GIVEN REQUEST:
Can you find the lines of the listing that include "corner" and copy every one?

--- TASK DATA ---

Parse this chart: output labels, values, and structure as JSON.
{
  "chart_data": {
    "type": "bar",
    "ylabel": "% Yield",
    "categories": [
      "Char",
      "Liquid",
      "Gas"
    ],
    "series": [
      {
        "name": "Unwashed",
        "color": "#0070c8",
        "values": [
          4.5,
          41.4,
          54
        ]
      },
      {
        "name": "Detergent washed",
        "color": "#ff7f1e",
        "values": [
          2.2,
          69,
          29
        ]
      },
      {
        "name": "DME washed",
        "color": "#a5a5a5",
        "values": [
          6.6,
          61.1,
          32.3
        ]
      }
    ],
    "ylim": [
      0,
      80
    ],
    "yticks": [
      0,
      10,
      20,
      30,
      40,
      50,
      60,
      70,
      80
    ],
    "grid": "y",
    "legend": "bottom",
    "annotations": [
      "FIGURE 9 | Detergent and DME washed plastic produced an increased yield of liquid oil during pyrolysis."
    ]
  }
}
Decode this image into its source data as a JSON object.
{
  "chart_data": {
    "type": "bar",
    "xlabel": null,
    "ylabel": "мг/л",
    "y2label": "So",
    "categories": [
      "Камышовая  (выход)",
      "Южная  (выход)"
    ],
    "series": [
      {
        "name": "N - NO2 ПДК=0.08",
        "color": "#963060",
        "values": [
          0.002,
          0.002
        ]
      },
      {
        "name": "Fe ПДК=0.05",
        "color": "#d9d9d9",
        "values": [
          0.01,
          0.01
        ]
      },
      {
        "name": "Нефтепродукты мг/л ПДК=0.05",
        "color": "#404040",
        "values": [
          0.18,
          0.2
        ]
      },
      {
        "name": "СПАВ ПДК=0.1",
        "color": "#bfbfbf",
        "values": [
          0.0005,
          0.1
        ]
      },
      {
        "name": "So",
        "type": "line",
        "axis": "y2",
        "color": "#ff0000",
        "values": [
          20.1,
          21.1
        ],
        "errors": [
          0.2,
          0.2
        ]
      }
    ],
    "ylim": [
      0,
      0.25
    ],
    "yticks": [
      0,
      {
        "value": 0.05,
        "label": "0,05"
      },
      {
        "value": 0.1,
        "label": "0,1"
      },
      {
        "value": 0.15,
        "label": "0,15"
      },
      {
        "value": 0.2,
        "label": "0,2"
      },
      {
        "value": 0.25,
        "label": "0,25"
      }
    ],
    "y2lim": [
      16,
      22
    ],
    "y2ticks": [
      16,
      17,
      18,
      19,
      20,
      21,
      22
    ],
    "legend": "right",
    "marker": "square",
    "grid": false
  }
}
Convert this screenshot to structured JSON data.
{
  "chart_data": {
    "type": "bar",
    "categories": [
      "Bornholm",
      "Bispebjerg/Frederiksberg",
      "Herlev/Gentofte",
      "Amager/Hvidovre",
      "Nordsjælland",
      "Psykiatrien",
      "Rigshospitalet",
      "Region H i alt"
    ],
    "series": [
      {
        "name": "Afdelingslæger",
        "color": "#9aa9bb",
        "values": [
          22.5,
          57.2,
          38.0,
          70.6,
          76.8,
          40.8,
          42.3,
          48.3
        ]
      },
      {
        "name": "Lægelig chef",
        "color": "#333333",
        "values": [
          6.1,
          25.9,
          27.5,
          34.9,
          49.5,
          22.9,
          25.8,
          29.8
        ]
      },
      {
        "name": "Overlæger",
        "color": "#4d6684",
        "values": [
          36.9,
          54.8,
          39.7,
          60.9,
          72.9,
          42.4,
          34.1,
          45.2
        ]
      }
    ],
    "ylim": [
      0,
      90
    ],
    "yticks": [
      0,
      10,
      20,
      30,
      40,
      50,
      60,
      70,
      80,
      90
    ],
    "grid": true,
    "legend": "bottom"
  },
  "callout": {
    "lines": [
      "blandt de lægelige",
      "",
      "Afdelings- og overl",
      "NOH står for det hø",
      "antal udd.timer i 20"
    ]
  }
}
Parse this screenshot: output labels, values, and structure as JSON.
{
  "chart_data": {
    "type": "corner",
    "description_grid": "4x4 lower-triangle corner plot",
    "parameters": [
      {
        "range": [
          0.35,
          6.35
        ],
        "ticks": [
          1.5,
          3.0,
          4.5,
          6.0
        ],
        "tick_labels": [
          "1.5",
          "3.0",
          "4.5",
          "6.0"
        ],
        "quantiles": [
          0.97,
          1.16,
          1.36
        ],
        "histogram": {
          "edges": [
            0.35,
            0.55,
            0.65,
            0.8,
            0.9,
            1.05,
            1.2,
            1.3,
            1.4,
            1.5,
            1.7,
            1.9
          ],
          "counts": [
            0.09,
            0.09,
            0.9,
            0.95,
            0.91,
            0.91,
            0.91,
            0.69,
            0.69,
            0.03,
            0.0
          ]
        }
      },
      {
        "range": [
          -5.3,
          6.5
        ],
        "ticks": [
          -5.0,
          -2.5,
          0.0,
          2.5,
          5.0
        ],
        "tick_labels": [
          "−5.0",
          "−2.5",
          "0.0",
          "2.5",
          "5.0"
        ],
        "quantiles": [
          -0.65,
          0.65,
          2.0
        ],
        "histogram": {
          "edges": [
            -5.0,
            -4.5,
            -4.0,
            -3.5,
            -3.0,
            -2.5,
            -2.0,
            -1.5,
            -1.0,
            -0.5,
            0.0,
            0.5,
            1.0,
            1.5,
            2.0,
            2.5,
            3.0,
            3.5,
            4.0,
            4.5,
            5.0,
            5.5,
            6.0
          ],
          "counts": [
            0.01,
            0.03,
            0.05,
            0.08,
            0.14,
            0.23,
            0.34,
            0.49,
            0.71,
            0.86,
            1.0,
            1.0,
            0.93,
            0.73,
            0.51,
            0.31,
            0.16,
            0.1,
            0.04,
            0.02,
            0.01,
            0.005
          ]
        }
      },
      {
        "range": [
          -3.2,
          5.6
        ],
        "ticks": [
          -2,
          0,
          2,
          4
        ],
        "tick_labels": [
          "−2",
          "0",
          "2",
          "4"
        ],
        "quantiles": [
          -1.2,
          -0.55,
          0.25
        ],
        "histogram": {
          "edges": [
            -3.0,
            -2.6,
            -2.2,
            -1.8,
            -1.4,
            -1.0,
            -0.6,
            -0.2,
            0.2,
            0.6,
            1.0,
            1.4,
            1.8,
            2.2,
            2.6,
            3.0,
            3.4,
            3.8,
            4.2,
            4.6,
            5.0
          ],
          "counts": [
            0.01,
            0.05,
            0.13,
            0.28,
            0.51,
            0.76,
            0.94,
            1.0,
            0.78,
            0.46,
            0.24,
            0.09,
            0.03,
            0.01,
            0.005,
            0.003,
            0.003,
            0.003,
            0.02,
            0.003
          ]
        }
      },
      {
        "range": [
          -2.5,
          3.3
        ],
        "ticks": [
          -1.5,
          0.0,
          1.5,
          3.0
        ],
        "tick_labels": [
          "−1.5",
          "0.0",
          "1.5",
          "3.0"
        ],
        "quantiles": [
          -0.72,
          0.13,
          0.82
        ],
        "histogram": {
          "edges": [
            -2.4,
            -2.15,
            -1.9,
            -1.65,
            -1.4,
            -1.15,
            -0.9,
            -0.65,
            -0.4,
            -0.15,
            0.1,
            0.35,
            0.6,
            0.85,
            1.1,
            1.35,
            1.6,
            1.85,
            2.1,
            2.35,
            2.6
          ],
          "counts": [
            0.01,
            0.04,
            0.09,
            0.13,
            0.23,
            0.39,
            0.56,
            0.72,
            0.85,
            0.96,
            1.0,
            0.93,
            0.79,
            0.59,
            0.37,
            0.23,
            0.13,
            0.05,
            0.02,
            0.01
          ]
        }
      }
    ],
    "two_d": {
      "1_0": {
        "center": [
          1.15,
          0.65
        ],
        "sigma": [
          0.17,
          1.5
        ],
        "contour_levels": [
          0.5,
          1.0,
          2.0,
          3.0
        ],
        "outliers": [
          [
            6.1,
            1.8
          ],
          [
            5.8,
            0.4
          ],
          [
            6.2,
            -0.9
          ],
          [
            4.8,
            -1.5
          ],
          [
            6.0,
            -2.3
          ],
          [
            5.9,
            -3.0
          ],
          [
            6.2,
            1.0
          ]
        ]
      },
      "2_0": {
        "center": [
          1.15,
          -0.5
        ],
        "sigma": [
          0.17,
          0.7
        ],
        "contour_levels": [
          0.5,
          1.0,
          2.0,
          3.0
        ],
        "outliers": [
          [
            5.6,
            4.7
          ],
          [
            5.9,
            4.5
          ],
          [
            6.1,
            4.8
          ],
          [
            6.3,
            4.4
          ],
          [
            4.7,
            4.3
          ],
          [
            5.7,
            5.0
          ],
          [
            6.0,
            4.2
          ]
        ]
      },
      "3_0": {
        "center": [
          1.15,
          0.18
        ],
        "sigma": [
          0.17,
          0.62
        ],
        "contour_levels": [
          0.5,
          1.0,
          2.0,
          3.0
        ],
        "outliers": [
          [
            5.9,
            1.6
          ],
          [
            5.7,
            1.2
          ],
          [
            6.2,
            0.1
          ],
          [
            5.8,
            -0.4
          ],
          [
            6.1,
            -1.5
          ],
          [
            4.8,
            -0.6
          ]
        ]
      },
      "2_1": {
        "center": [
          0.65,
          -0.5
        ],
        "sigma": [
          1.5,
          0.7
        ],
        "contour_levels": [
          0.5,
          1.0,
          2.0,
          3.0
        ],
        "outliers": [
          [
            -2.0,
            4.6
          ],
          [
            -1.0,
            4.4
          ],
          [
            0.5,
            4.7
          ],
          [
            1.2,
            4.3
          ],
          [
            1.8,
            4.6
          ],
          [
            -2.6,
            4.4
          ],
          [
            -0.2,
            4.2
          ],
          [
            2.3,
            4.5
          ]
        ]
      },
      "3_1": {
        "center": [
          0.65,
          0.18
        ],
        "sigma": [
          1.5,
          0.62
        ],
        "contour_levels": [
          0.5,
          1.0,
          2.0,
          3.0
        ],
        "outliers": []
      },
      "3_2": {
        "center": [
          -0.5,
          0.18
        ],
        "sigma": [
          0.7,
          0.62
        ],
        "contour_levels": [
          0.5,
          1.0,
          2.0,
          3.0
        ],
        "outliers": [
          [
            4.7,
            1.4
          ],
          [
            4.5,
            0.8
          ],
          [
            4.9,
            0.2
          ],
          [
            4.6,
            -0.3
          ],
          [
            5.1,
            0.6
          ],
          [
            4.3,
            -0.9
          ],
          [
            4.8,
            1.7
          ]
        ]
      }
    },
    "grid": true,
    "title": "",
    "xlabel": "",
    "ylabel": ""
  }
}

---

SOLUTION BELOW:
    "type": "corner",
    "description_grid": "4x4 lower-triangle corner plot",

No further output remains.